• **What is asked**
Search the data below for the word "Hochfederung" and copy each line that holds it.

• **Dataset entries**
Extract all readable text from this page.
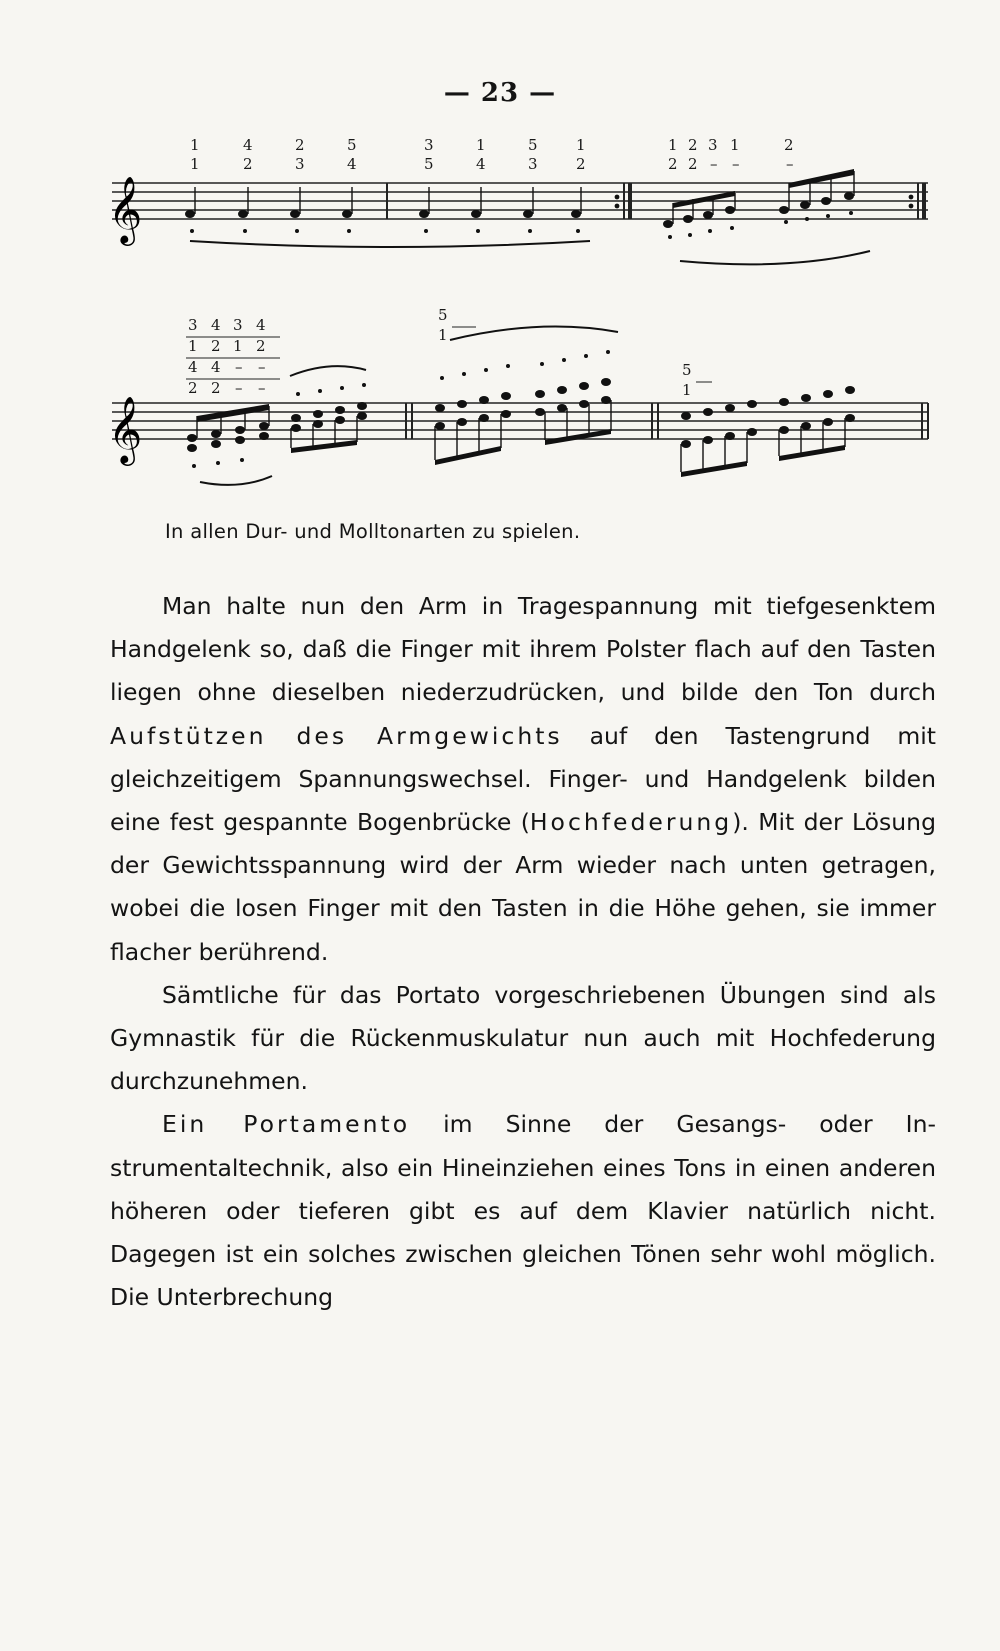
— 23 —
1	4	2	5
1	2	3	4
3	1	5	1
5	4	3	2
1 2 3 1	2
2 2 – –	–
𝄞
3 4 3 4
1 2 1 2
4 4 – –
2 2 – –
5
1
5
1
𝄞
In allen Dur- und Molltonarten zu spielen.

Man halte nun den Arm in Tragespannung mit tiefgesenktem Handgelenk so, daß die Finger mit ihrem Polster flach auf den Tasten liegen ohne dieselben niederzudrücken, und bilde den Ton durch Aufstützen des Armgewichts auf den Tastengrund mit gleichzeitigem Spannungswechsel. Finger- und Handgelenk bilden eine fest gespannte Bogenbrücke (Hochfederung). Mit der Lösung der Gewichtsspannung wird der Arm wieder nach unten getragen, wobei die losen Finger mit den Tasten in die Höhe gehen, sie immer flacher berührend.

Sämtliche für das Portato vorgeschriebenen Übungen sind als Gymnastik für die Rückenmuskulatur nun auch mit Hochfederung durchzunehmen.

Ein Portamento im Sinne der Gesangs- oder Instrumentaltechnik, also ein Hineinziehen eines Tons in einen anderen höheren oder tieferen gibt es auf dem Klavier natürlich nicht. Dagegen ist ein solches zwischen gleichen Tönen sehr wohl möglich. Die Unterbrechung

• **Result of this exercise**
Man halte nun den Arm in Tragespannung mit tiefgesenktem Handgelenk so, daß die Finger mit ihrem Polster flach auf den Tasten liegen ohne dieselben niederzudrücken, und bilde den Ton durch Aufstützen des Armgewichts auf den Tastengrund mit gleichzeitigem Spannungswechsel. Finger- und Handgelenk bilden eine fest gespannte Bogenbrücke (Hochfederung). Mit der Lösung der Gewichtsspannung wird der Arm wieder nach unten getragen, wobei die losen Finger mit den Tasten in die Höhe gehen, sie immer flacher berührend.
Sämtliche für das Portato vorgeschriebenen Übungen sind als Gymnastik für die Rückenmuskulatur nun auch mit Hochfederung durchzunehmen.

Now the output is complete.